**Entries supplied:**
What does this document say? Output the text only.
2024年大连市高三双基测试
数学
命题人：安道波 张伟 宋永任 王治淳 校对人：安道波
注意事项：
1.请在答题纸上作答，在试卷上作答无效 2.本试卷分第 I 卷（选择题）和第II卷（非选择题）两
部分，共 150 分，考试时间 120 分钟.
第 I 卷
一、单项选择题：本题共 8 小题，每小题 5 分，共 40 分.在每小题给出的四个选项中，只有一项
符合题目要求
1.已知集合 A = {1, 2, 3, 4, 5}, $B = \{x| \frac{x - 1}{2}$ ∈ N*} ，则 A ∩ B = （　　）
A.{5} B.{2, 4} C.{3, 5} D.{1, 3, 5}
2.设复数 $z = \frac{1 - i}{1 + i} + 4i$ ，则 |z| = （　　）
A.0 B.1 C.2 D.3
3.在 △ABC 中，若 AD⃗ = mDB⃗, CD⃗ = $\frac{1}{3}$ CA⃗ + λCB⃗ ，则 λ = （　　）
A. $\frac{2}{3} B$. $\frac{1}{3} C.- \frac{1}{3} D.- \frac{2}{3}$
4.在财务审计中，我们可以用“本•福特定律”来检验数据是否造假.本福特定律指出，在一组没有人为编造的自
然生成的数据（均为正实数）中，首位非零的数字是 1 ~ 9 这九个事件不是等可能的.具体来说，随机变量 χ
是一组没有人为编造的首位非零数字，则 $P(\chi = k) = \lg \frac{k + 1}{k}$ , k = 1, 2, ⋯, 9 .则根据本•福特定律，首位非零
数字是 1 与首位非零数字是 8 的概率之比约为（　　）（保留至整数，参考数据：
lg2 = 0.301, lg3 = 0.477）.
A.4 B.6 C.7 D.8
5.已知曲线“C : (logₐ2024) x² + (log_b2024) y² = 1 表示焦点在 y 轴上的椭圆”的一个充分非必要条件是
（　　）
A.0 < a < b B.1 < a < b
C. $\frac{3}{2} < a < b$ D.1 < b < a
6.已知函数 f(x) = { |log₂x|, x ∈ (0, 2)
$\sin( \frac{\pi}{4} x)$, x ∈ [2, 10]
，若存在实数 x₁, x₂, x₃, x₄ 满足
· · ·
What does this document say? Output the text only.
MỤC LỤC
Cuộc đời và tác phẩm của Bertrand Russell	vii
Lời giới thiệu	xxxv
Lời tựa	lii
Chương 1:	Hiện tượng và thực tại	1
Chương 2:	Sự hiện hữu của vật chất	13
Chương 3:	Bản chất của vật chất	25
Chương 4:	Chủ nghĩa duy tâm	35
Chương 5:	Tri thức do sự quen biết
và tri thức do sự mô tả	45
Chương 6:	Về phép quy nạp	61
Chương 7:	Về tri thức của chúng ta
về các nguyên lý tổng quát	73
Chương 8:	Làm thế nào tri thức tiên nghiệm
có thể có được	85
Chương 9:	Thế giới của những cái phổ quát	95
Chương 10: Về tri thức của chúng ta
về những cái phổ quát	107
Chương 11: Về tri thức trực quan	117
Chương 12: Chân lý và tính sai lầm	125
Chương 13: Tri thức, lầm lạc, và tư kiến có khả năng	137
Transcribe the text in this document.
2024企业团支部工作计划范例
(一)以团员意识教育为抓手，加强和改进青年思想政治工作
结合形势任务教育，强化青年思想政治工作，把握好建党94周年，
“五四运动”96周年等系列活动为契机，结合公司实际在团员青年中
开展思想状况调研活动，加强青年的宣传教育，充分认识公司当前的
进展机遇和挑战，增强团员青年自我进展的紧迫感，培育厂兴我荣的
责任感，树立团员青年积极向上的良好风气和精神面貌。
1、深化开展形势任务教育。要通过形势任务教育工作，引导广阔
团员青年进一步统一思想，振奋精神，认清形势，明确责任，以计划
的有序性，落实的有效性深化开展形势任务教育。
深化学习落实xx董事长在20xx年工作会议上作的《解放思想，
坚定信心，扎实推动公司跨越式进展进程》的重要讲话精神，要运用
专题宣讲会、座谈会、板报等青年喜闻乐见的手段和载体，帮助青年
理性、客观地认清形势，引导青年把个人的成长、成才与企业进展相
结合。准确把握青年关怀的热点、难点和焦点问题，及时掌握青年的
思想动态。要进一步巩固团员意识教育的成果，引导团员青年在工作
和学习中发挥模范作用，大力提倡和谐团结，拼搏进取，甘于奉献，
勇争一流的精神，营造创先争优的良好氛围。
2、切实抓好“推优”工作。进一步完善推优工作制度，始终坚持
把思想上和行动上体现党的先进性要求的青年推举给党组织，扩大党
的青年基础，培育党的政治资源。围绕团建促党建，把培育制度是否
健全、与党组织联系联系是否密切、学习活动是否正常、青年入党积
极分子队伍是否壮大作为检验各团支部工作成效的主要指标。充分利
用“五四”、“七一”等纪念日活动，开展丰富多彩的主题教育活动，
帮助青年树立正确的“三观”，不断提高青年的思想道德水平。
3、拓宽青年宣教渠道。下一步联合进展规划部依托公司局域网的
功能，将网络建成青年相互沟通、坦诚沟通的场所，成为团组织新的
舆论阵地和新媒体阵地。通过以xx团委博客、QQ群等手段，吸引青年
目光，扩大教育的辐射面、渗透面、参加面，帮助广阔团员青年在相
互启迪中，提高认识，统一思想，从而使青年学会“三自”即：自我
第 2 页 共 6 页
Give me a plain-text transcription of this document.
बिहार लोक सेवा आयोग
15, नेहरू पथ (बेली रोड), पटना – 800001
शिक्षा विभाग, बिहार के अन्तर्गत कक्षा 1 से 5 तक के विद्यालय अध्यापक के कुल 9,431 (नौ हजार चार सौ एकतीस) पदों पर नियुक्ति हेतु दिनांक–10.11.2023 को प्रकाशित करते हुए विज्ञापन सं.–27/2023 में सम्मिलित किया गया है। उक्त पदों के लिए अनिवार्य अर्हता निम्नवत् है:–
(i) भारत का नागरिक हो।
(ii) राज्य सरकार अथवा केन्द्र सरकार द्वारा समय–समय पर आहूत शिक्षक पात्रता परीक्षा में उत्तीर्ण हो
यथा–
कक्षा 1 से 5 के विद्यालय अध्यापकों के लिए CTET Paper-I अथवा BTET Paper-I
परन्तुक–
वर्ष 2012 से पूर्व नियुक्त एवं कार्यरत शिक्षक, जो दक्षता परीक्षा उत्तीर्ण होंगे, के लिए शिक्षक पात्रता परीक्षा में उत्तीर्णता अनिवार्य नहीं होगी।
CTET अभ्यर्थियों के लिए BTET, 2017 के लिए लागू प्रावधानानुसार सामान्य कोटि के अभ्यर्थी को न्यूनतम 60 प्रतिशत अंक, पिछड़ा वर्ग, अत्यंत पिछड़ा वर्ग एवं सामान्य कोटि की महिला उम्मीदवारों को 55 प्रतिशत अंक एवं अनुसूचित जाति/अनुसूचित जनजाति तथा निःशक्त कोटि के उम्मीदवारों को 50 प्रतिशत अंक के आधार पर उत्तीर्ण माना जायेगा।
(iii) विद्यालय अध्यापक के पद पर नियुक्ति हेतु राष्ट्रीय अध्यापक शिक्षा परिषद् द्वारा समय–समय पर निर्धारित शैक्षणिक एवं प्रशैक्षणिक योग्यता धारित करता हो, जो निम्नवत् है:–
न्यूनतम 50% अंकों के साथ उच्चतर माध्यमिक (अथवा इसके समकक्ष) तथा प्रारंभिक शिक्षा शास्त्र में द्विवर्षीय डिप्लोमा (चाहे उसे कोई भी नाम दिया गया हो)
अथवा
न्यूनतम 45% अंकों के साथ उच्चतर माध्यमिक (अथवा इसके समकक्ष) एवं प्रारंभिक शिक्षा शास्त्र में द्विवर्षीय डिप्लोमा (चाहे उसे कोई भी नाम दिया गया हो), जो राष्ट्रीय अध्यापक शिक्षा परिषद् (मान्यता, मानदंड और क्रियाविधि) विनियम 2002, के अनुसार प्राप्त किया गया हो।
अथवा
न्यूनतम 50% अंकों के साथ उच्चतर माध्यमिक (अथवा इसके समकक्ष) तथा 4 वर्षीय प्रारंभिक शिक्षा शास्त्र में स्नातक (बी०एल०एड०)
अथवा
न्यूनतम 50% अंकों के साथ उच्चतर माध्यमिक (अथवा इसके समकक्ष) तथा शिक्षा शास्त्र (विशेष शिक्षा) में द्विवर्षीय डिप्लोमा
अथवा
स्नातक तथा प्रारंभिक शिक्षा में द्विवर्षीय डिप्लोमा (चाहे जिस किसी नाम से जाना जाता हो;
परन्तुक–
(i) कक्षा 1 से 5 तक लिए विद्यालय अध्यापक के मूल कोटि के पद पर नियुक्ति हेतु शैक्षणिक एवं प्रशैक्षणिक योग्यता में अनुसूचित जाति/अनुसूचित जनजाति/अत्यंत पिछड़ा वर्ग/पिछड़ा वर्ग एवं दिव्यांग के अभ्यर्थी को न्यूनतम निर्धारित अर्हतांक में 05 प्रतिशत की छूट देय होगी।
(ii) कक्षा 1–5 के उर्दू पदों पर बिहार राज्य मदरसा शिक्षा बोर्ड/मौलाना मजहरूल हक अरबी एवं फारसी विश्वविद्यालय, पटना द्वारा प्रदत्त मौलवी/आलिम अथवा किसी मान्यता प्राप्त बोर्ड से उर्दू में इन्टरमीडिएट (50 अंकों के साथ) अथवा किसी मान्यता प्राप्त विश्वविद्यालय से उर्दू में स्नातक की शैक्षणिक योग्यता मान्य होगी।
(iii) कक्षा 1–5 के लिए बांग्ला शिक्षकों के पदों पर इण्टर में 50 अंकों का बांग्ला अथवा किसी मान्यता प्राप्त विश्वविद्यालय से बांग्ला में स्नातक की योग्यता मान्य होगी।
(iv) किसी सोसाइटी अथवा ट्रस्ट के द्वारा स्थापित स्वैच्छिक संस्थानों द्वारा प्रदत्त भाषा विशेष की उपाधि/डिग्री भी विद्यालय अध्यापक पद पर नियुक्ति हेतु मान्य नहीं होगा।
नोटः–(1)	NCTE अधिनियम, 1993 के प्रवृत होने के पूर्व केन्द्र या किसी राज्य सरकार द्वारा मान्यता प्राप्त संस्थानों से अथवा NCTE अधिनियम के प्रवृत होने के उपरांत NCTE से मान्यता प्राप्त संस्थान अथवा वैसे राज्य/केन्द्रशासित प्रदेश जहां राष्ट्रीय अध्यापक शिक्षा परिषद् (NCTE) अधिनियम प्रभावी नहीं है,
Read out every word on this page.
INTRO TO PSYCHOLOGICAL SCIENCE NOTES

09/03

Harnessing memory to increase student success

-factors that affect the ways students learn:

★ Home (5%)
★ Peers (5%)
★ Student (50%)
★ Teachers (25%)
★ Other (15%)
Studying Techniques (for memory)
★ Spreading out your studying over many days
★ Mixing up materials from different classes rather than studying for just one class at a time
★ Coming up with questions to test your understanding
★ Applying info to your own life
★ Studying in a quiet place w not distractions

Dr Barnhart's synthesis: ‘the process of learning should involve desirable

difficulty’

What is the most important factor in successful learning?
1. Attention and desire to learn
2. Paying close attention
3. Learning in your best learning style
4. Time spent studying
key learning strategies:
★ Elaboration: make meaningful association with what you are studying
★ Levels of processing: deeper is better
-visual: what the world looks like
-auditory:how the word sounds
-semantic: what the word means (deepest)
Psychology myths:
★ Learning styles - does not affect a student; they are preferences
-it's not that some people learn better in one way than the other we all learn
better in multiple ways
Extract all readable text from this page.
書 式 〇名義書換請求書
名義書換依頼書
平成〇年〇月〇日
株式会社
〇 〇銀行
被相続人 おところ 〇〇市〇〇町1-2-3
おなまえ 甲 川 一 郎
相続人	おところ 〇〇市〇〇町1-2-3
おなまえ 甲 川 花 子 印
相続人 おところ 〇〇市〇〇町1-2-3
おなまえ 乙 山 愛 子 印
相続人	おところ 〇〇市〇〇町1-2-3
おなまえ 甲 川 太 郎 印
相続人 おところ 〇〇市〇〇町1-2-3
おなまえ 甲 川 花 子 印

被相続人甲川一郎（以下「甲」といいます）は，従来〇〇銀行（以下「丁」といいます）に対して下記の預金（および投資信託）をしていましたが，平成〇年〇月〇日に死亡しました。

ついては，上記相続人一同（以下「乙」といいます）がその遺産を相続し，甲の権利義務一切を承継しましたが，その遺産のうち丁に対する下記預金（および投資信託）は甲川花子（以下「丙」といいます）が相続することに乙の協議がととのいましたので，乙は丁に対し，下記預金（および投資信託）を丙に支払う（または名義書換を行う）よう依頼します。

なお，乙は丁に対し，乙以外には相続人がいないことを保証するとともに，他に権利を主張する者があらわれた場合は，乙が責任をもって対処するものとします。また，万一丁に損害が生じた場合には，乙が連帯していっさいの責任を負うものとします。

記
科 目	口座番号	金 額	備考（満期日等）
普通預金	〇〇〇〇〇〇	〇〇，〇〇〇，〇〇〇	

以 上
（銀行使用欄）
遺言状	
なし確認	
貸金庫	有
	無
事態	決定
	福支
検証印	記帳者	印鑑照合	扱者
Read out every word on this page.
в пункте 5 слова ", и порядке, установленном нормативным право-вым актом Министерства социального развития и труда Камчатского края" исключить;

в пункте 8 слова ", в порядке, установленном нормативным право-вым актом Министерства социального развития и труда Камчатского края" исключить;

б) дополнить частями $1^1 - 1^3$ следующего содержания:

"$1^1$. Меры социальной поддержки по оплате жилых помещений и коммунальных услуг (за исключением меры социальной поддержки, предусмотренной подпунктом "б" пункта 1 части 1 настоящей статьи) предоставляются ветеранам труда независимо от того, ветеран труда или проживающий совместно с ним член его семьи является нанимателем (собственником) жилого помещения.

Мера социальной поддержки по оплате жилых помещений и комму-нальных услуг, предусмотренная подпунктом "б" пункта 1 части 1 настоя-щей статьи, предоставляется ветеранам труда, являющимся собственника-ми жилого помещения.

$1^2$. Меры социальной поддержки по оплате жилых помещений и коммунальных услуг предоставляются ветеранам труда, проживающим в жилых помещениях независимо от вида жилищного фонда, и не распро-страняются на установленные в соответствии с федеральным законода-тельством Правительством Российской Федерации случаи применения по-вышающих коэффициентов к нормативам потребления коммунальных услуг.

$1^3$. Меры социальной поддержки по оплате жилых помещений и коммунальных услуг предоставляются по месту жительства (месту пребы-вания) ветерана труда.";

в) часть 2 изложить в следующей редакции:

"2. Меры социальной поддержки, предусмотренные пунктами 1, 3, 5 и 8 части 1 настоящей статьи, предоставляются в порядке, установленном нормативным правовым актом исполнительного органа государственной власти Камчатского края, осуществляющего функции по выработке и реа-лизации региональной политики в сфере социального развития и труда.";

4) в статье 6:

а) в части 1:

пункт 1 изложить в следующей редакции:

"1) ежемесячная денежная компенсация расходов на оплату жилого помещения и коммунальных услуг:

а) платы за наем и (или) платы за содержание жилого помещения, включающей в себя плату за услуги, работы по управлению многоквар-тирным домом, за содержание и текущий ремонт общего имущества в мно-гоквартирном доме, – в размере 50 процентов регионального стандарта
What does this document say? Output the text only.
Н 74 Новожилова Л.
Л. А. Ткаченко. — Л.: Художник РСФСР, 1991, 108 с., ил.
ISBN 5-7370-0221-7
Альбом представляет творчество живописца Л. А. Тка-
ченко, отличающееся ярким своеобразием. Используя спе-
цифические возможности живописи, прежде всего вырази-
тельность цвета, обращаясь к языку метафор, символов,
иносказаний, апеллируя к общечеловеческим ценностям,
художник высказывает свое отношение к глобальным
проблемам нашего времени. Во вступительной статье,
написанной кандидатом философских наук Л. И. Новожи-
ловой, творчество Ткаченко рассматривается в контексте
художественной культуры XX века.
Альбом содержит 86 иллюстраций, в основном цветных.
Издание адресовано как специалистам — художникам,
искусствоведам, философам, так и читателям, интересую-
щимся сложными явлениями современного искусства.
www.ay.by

**Exercise brief:** Report only how many lines in the listing contain the string "affect".

**Answer to this exercise:** 2